■ INSTRUCTION ■
Only lines holding the string "Search" are wanted; copy each one from the material.

Records from a data collection:
══════════

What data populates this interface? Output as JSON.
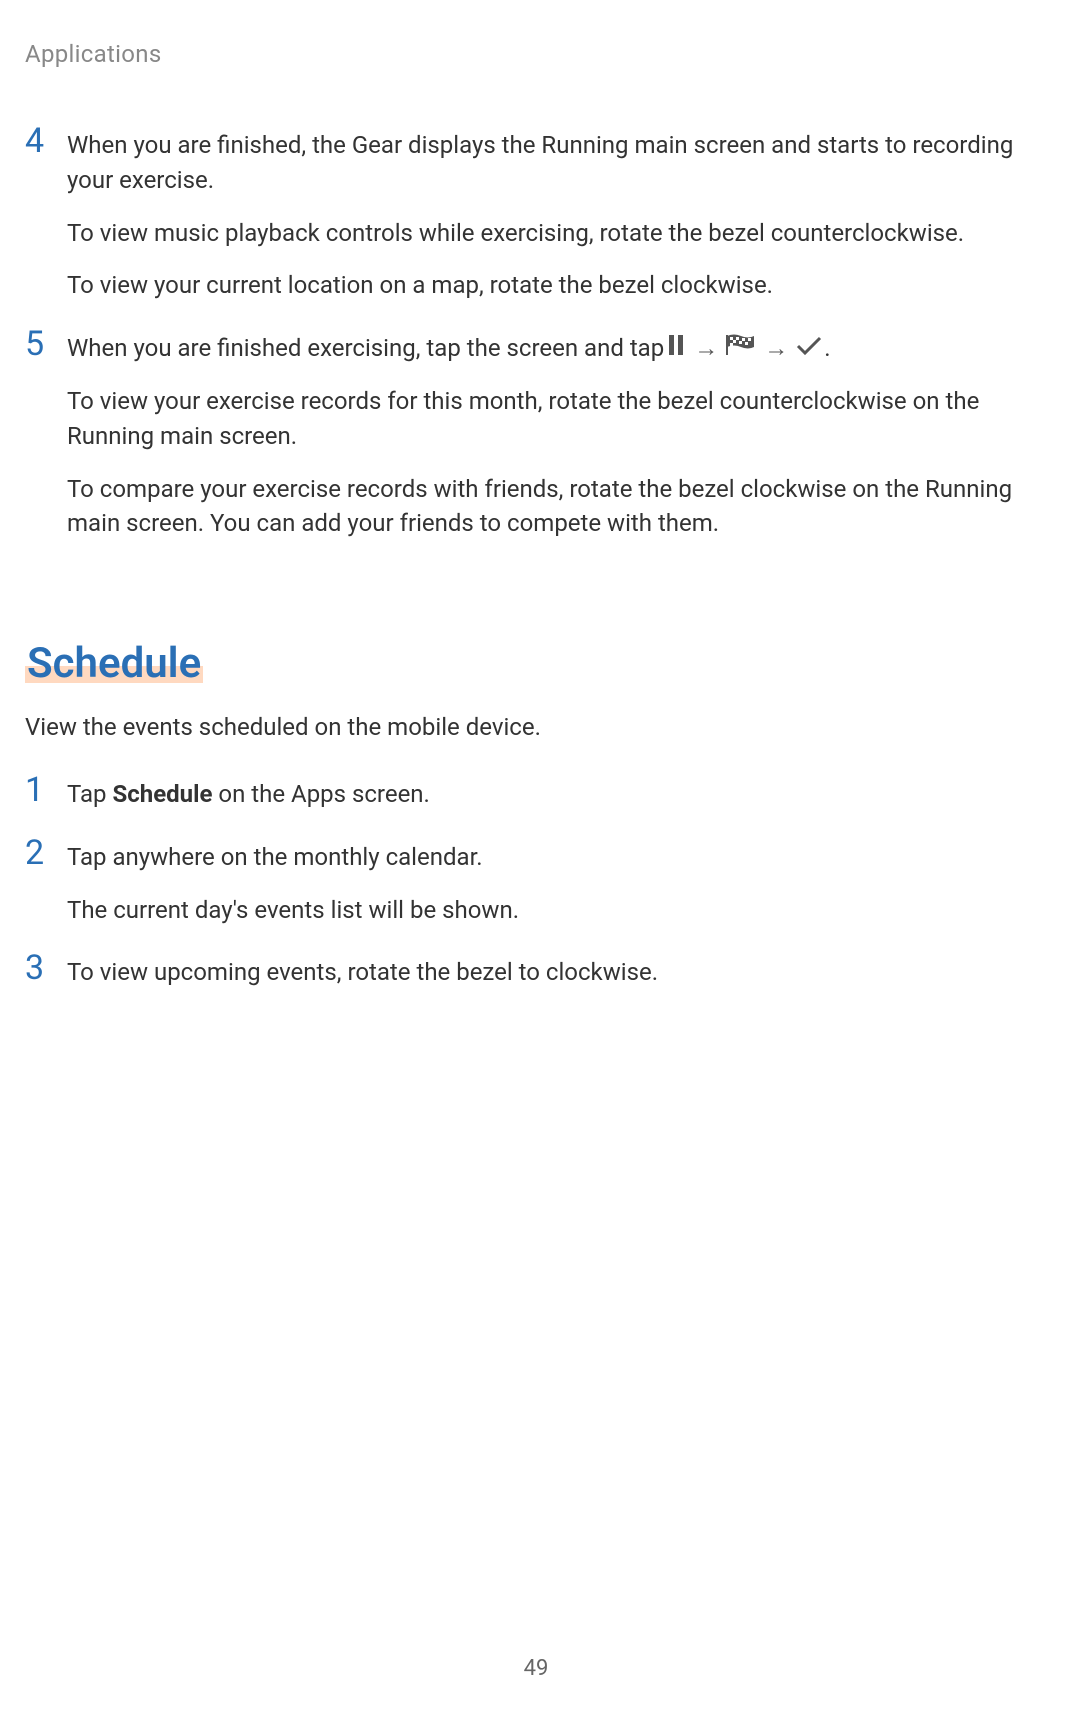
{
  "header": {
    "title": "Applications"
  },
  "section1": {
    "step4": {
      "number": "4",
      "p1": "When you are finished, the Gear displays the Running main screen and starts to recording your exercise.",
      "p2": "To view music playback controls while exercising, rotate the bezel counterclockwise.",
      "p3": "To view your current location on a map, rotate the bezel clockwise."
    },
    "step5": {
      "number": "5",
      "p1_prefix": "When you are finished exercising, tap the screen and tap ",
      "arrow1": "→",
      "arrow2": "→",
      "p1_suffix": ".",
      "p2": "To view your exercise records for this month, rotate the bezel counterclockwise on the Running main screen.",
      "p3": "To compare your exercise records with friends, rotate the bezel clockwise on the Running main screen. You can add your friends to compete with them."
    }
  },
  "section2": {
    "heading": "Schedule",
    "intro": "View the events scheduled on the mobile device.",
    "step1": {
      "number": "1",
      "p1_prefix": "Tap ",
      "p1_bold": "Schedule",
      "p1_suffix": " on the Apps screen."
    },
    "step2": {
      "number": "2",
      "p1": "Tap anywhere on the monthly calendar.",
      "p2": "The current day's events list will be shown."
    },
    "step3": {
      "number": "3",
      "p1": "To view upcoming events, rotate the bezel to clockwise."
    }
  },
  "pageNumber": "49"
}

══════════

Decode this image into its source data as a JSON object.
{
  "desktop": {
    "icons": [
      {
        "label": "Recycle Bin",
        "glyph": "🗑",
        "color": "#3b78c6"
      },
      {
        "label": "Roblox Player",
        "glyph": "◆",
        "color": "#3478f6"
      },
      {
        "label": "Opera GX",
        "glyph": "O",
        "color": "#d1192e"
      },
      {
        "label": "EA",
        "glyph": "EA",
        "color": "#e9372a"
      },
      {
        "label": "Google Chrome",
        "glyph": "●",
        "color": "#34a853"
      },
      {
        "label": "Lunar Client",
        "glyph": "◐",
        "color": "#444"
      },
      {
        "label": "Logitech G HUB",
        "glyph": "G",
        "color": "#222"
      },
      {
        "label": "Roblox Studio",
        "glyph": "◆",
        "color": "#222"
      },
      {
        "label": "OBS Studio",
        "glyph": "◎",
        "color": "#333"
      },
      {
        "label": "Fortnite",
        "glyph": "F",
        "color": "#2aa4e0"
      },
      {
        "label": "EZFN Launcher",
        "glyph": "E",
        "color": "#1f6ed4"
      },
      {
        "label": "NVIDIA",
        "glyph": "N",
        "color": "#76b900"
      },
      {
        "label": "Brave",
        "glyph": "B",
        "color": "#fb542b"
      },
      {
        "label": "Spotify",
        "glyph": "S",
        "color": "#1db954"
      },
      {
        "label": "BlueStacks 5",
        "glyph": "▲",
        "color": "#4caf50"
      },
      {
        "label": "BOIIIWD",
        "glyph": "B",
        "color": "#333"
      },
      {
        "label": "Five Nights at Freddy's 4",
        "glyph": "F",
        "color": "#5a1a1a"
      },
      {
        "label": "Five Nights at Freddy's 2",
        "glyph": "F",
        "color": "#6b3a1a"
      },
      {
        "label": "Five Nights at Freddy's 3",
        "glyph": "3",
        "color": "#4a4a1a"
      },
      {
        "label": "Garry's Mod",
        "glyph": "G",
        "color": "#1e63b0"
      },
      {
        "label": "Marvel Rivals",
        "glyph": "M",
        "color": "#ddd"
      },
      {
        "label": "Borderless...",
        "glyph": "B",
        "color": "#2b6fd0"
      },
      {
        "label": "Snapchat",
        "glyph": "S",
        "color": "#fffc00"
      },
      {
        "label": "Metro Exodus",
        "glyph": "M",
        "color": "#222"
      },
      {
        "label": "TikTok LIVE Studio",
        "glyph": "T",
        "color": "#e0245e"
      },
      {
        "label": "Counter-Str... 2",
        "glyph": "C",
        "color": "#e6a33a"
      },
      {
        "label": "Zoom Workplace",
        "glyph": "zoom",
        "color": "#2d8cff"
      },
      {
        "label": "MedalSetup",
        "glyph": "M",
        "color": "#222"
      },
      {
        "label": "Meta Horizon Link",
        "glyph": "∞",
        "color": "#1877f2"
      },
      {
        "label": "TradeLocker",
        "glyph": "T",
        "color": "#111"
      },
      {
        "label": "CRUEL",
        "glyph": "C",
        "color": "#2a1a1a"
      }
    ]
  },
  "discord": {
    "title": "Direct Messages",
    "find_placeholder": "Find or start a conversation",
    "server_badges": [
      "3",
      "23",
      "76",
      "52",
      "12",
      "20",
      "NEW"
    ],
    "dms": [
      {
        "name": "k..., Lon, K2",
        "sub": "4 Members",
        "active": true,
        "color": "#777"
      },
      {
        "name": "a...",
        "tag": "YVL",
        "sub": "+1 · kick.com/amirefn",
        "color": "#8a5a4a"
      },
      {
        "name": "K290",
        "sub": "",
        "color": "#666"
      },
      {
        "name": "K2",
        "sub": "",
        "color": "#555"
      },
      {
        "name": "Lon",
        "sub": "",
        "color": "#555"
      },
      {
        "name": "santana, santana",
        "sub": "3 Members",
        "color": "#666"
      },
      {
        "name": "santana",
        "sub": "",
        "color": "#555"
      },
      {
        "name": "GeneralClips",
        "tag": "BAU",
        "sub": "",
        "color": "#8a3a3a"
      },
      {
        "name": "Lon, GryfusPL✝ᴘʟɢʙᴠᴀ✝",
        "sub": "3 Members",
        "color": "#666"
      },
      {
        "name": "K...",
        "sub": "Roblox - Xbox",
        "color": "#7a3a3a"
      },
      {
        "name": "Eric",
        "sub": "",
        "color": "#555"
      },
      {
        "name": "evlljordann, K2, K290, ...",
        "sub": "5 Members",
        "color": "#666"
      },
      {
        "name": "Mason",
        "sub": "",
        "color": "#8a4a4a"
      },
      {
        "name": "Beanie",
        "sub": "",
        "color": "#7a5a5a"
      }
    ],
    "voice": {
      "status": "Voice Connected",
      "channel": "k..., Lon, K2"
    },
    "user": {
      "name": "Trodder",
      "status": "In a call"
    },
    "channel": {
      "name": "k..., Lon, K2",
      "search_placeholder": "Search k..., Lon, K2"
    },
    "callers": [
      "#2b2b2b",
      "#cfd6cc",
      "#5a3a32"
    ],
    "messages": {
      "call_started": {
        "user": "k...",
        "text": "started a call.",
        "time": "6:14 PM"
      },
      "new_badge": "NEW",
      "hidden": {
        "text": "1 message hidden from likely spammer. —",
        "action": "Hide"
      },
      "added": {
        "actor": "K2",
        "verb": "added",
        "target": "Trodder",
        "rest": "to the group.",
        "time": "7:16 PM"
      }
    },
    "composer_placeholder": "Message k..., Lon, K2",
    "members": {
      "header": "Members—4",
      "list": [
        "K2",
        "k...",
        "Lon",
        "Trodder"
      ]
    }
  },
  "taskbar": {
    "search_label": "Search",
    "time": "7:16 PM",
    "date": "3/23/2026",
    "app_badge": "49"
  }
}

══════════

■ SOLUTION TO THIS TASK ■
      "search_placeholder": "Search k..., Lon, K2"
    "search_label": "Search",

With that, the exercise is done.